Without the pictures, copy the entries below word for word.
----- Recorded data -----
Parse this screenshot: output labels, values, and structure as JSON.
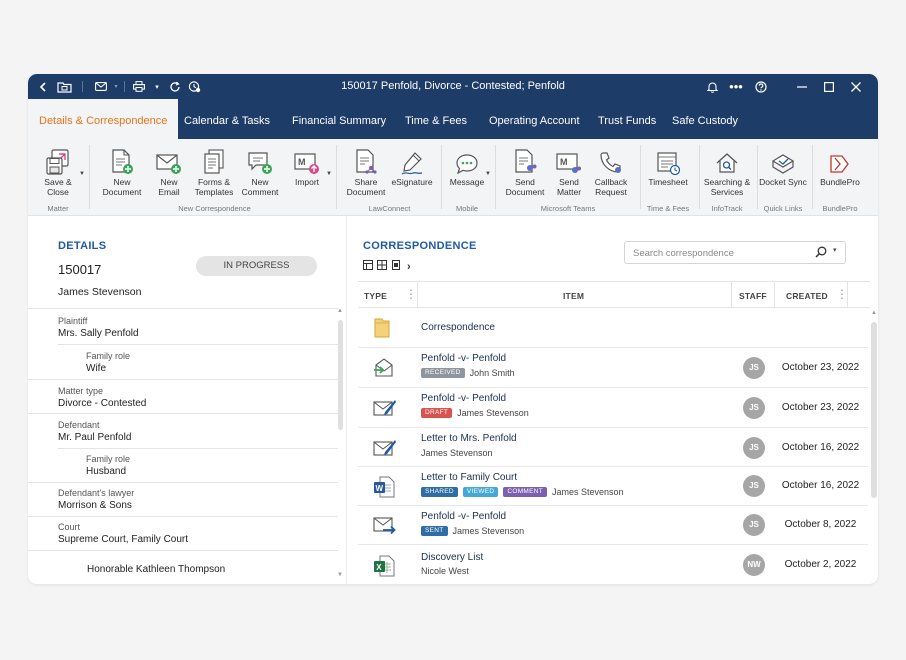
{
  "window": {
    "title": "150017 Penfold, Divorce - Contested; Penfold"
  },
  "nav_tabs": [
    {
      "label": "Details & Correspondence",
      "active": true
    },
    {
      "label": "Calendar & Tasks"
    },
    {
      "label": "Financial Summary"
    },
    {
      "label": "Time & Fees"
    },
    {
      "label": "Operating Account"
    },
    {
      "label": "Trust Funds"
    },
    {
      "label": "Safe Custody"
    }
  ],
  "ribbon": {
    "buttons": [
      {
        "label": "Save &\nClose",
        "icon": "save-close-icon"
      },
      {
        "label": "New\nDocument",
        "icon": "new-document-icon"
      },
      {
        "label": "New\nEmail",
        "icon": "new-email-icon"
      },
      {
        "label": "Forms &\nTemplates",
        "icon": "forms-templates-icon"
      },
      {
        "label": "New\nComment",
        "icon": "new-comment-icon"
      },
      {
        "label": "Import",
        "icon": "import-icon"
      },
      {
        "label": "Share\nDocument",
        "icon": "share-document-icon"
      },
      {
        "label": "eSignature",
        "icon": "esignature-icon"
      },
      {
        "label": "Message",
        "icon": "message-icon"
      },
      {
        "label": "Send\nDocument",
        "icon": "send-document-icon"
      },
      {
        "label": "Send\nMatter",
        "icon": "send-matter-icon"
      },
      {
        "label": "Callback\nRequest",
        "icon": "callback-request-icon"
      },
      {
        "label": "Timesheet",
        "icon": "timesheet-icon"
      },
      {
        "label": "Searching &\nServices",
        "icon": "searching-services-icon"
      },
      {
        "label": "Docket Sync",
        "icon": "docket-sync-icon"
      },
      {
        "label": "BundlePro",
        "icon": "bundlepro-icon"
      }
    ],
    "groups": [
      {
        "label": "Matter"
      },
      {
        "label": "New Correspondence"
      },
      {
        "label": "LawConnect"
      },
      {
        "label": "Mobile"
      },
      {
        "label": "Microsoft Teams"
      },
      {
        "label": "Time & Fees"
      },
      {
        "label": "InfoTrack"
      },
      {
        "label": "Quick Links"
      },
      {
        "label": "BundlePro"
      }
    ]
  },
  "details": {
    "heading": "DETAILS",
    "matter_number": "150017",
    "status": "IN PROGRESS",
    "client": "James Stevenson",
    "fields": [
      {
        "label": "Plaintiff",
        "value": "Mrs. Sally Penfold",
        "indent": false
      },
      {
        "label": "Family role",
        "value": "Wife",
        "indent": true
      },
      {
        "label": "Matter type",
        "value": "Divorce - Contested",
        "indent": false
      },
      {
        "label": "Defendant",
        "value": "Mr. Paul Penfold",
        "indent": false
      },
      {
        "label": "Family role",
        "value": "Husband",
        "indent": true
      },
      {
        "label": "Defendant's lawyer",
        "value": "Morrison & Sons",
        "indent": false
      },
      {
        "label": "Court",
        "value": "Supreme Court, Family Court",
        "indent": false
      },
      {
        "label": "",
        "value": "Honorable Kathleen Thompson",
        "indent": true
      }
    ]
  },
  "correspondence": {
    "heading": "CORRESPONDENCE",
    "search_placeholder": "Search correspondence",
    "columns": {
      "type": "TYPE",
      "item": "ITEM",
      "staff": "STAFF",
      "created": "CREATED"
    },
    "rows": [
      {
        "icon": "folder-icon",
        "title": "Correspondence",
        "badges": [],
        "person": "",
        "staff": "",
        "date": ""
      },
      {
        "icon": "received-email-icon",
        "title": "Penfold -v- Penfold",
        "badges": [
          {
            "label": "RECEIVED",
            "color": "#8e959d"
          }
        ],
        "person": "John Smith",
        "staff": "JS",
        "date": "October 23, 2022"
      },
      {
        "icon": "draft-email-icon",
        "title": "Penfold -v- Penfold",
        "badges": [
          {
            "label": "DRAFT",
            "color": "#d9534f"
          }
        ],
        "person": "James Stevenson",
        "staff": "JS",
        "date": "October 23, 2022"
      },
      {
        "icon": "draft-email-icon",
        "title": "Letter to Mrs. Penfold",
        "badges": [],
        "person": "James Stevenson",
        "staff": "JS",
        "date": "October 16, 2022"
      },
      {
        "icon": "word-document-icon",
        "title": "Letter to Family Court",
        "badges": [
          {
            "label": "SHARED",
            "color": "#2f6ea5"
          },
          {
            "label": "VIEWED",
            "color": "#45a8d6"
          },
          {
            "label": "COMMENT",
            "color": "#7b5fb0"
          }
        ],
        "person": "James Stevenson",
        "staff": "JS",
        "date": "October 16, 2022"
      },
      {
        "icon": "sent-email-icon",
        "title": "Penfold -v- Penfold",
        "badges": [
          {
            "label": "SENT",
            "color": "#2f6ea5"
          }
        ],
        "person": "James Stevenson",
        "staff": "JS",
        "date": "October 8, 2022"
      },
      {
        "icon": "excel-document-icon",
        "title": "Discovery List",
        "badges": [],
        "person": "Nicole West",
        "staff": "NW",
        "date": "October 2, 2022"
      }
    ]
  },
  "colors": {
    "titlebar": "#1e3c68",
    "accent": "#e8731a",
    "heading": "#1f5aa6"
  }
}
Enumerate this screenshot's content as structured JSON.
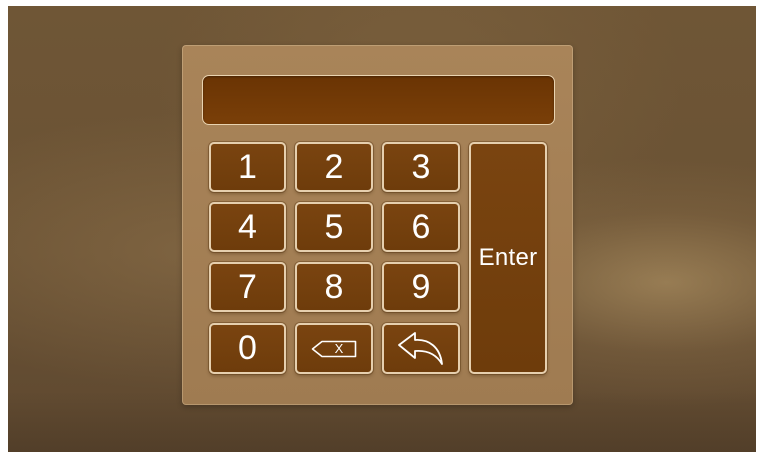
-----
● The reply:
Parse this screenshot: output labels, values, and structure as JSON.
{
  "window": {
    "title": "150017 Penfold, Divorce - Contested; Penfold"
  },
  "nav_tabs": [
    {
      "label": "Details & Correspondence",
      "active": true
    },
    {
      "label": "Calendar & Tasks"
    },
    {
      "label": "Financial Summary"
    },
    {
      "label": "Time & Fees"
    },
    {
      "label": "Operating Account"
    },
    {
      "label": "Trust Funds"
    },
    {
      "label": "Safe Custody"
    }
  ],
  "ribbon": {
    "buttons": [
      {
        "label": "Save &\nClose",
        "icon": "save-close-icon"
      },
      {
        "label": "New\nDocument",
        "icon": "new-document-icon"
      },
      {
        "label": "New\nEmail",
        "icon": "new-email-icon"
      },
      {
        "label": "Forms &\nTemplates",
        "icon": "forms-templates-icon"
      },
      {
        "label": "New\nComment",
        "icon": "new-comment-icon"
      },
      {
        "label": "Import",
        "icon": "import-icon"
      },
      {
        "label": "Share\nDocument",
        "icon": "share-document-icon"
      },
      {
        "label": "eSignature",
        "icon": "esignature-icon"
      },
      {
        "label": "Message",
        "icon": "message-icon"
      },
      {
        "label": "Send\nDocument",
        "icon": "send-document-icon"
      },
      {
        "label": "Send\nMatter",
        "icon": "send-matter-icon"
      },
      {
        "label": "Callback\nRequest",
        "icon": "callback-request-icon"
      },
      {
        "label": "Timesheet",
        "icon": "timesheet-icon"
      },
      {
        "label": "Searching &\nServices",
        "icon": "searching-services-icon"
      },
      {
        "label": "Docket Sync",
        "icon": "docket-sync-icon"
      },
      {
        "label": "BundlePro",
        "icon": "bundlepro-icon"
      }
    ],
    "groups": [
      {
        "label": "Matter"
      },
      {
        "label": "New Correspondence"
      },
      {
        "label": "LawConnect"
      },
      {
        "label": "Mobile"
      },
      {
        "label": "Microsoft Teams"
      },
      {
        "label": "Time & Fees"
      },
      {
        "label": "InfoTrack"
      },
      {
        "label": "Quick Links"
      },
      {
        "label": "BundlePro"
      }
    ]
  },
  "details": {
    "heading": "DETAILS",
    "matter_number": "150017",
    "status": "IN PROGRESS",
    "client": "James Stevenson",
    "fields": [
      {
        "label": "Plaintiff",
        "value": "Mrs. Sally Penfold",
        "indent": false
      },
      {
        "label": "Family role",
        "value": "Wife",
        "indent": true
      },
      {
        "label": "Matter type",
        "value": "Divorce - Contested",
        "indent": false
      },
      {
        "label": "Defendant",
        "value": "Mr. Paul Penfold",
        "indent": false
      },
      {
        "label": "Family role",
        "value": "Husband",
        "indent": true
      },
      {
        "label": "Defendant's lawyer",
        "value": "Morrison & Sons",
        "indent": false
      },
      {
        "label": "Court",
        "value": "Supreme Court, Family Court",
        "indent": false
      },
      {
        "label": "",
        "value": "Honorable Kathleen Thompson",
        "indent": true
      }
    ]
  },
  "correspondence": {
    "heading": "CORRESPONDENCE",
    "search_placeholder": "Search correspondence",
    "columns": {
      "type": "TYPE",
      "item": "ITEM",
      "staff": "STAFF",
      "created": "CREATED"
    },
    "rows": [
      {
        "icon": "folder-icon",
        "title": "Correspondence",
        "badges": [],
        "person": "",
        "staff": "",
        "date": ""
      },
      {
        "icon": "received-email-icon",
        "title": "Penfold -v- Penfold",
        "badges": [
          {
            "label": "RECEIVED",
            "color": "#8e959d"
          }
        ],
        "person": "John Smith",
        "staff": "JS",
        "date": "October 23, 2022"
      },
      {
        "icon": "draft-email-icon",
        "title": "Penfold -v- Penfold",
        "badges": [
          {
            "label": "DRAFT",
            "color": "#d9534f"
          }
        ],
        "person": "James Stevenson",
        "staff": "JS",
        "date": "October 23, 2022"
      },
      {
        "icon": "draft-email-icon",
        "title": "Letter to Mrs. Penfold",
        "badges": [],
        "person": "James Stevenson",
        "staff": "JS",
        "date": "October 16, 2022"
      },
      {
        "icon": "word-document-icon",
        "title": "Letter to Family Court",
        "badges": [
          {
            "label": "SHARED",
            "color": "#2f6ea5"
          },
          {
            "label": "VIEWED",
            "color": "#45a8d6"
          },
          {
            "label": "COMMENT",
            "color": "#7b5fb0"
          }
        ],
        "person": "James Stevenson",
        "staff": "JS",
        "date": "October 16, 2022"
      },
      {
        "icon": "sent-email-icon",
        "title": "Penfold -v- Penfold",
        "badges": [
          {
            "label": "SENT",
            "color": "#2f6ea5"
          }
        ],
        "person": "James Stevenson",
        "staff": "JS",
        "date": "October 8, 2022"
      },
      {
        "icon": "excel-document-icon",
        "title": "Discovery List",
        "badges": [],
        "person": "Nicole West",
        "staff": "NW",
        "date": "October 2, 2022"
      }
    ]
  },
  "colors": {
    "titlebar": "#1e3c68",
    "accent": "#e8731a",
    "heading": "#1f5aa6"
  }
}
Enumerate this screenshot's content as structured JSON.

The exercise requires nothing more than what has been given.